===== Source text

You are viewing a plain text version of this content. The canonical link for it is here.
Posted to user@flink.apache.org by "Sofer, Tovi " <to...@citi.com> on 2017/12/07 16:54:25 UTC

Testing CoFlatMap correctness

Hi group,

What is the best practice for testing CoFlatMap operator correctness?
We have two source functions, each emits data to stream, and a connect between them, and I want to make sure that when streamA element arrive before stream element, a certain behavior happens.
How can I test this case?

Using env.setStreamTimeCharacteristic(TimeCharacteristic.EventTime);

and emitting timestamp and watermark per element didn't help, and still each element arrive in unexpected order.



Thanks in advance,

Tovi




Re: Testing CoFlatMap correctness

Posted by Fabian Hueske <fh...@gmail.com>.
Hi Tovi,

testing the behavior of a data flow with respect to the order of records
from different sources is tricky.
Source functions are working independently of each other and it is not
easily possible to control the order in which records is shipped (and
received) across source functions.

You could implement source functions that only emit records (and possibly
watermarks) when being triggered from your test code.
Having two of these sources in a program, you could choose in which order
the sources emit records and watermarks.
However, you would need to ensure that a record is completely processed
(the program came to a hold), before you emit the next record (from the
same or another source) to avoid race conditions.
You could do this with timeouts, but this is very fragile and I would not
recommend it.

Btw. watermarks have no effect on the order in which records are processed.
They only determine the event-time of an operator.
In case of a co-operator, this is the the smaller watermark time of both
input streams. So, the input records of a co-operator are not aligned or
hold back based on their timestamps or watermarks.
Instead, an operator can put "early" records into state and process them
when a later watermark arrives, which means that all relevant records from
both inputs have been received.

I hope this helps,
Fabian


2017-12-10 10:04 GMT+01:00 Sofer, Tovi <to...@citi.com>:

> Hi Kostas,
>
>
>
> Thank you for the suggestion.
>
> But in our case we want to do either a component test that involves
> several steps, where the CoFlatMap is one step in the middle, or
> integration test that test the whole flow, which involves also the
> CoFlatMap.
>
> And we trying to understand how to test such scenario so that results are
> predictable, and that elements from main stream arrive after elements from
> control stream, or other way around.

==========
===== Available data

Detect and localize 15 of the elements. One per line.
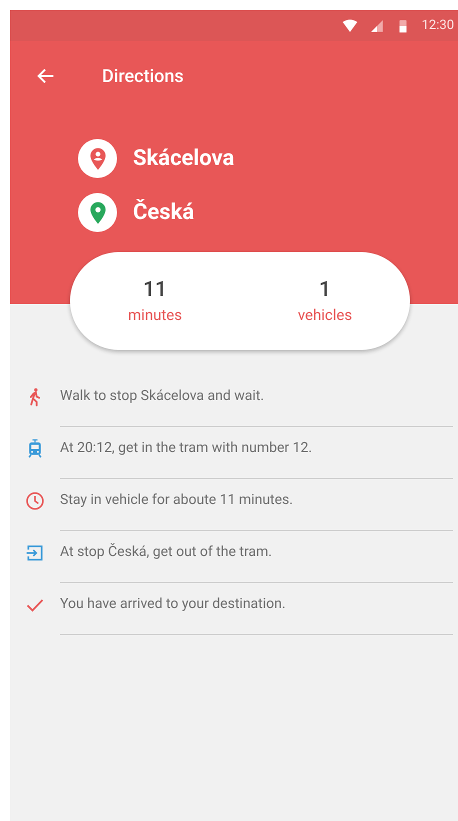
step-text: At stop Česká, get out of the tram. — [60, 544, 272, 560]
step-text: Walk to stop Skácelova and wait. — [60, 388, 264, 404]
summary-value: 11 — [143, 278, 167, 302]
step-text: You have arrived to your destination. — [60, 596, 286, 612]
step-text: At 20:12, get in the tram with number 12. — [60, 440, 312, 456]
signal-icon — [370, 18, 384, 32]
step-text: Stay in vehicle for aboute 11 minutes. — [60, 492, 293, 508]
place-name: Skácelova — [133, 146, 234, 171]
status-time: 12:30 — [422, 18, 454, 33]
screen-title: Directions — [102, 66, 184, 86]
summary-value: 1 — [319, 278, 331, 302]
summary-label: vehicles — [298, 306, 352, 324]
wifi-icon — [342, 18, 358, 34]
summary-label: minutes — [128, 306, 182, 324]
place-name: Česká — [133, 200, 194, 225]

==========

_To-do list_
(a) In three sentences, summarize the thread about testing CoFlatMap correctness.
(b) In the entries, edit the lines from the one containing "step-text: At stop" through the one containing "step-text: Stay in", replacing "tram" with "streetcar" and leaving everything else unchanged. Return only those lines.
The entries are unrelated to the thread.

_Expected outputs_
(a) Tovi asks for the best practice for testing a CoFlatMap that connects two source streams, because using event time and emitting a timestamp and watermark per element still left elements arriving in unexpected order. Fabian replies that the order of records from independent sources is hard to control, and that test-triggered sources could work only if each record is fully processed before the next, which timeouts handle too fragilely. He adds that watermarks do not affect processing order, though an operator can hold "early" records in state until a later watermark arrives, and Tovi later explains that they want predictable component or integration tests in which the CoFlatMap is one step.

(b)
step-text: At stop Česká, get out of the streetcar. — [60, 544, 272, 560]
step-text: Walk to stop Skácelova and wait. — [60, 388, 264, 404]
summary-value: 11 — [143, 278, 167, 302]
step-text: You have arrived to your destination. — [60, 596, 286, 612]
step-text: At 20:12, get in the streetcar with number 12. — [60, 440, 312, 456]
signal-icon — [370, 18, 384, 32]
step-text: Stay in vehicle for aboute 11 minutes. — [60, 492, 293, 508]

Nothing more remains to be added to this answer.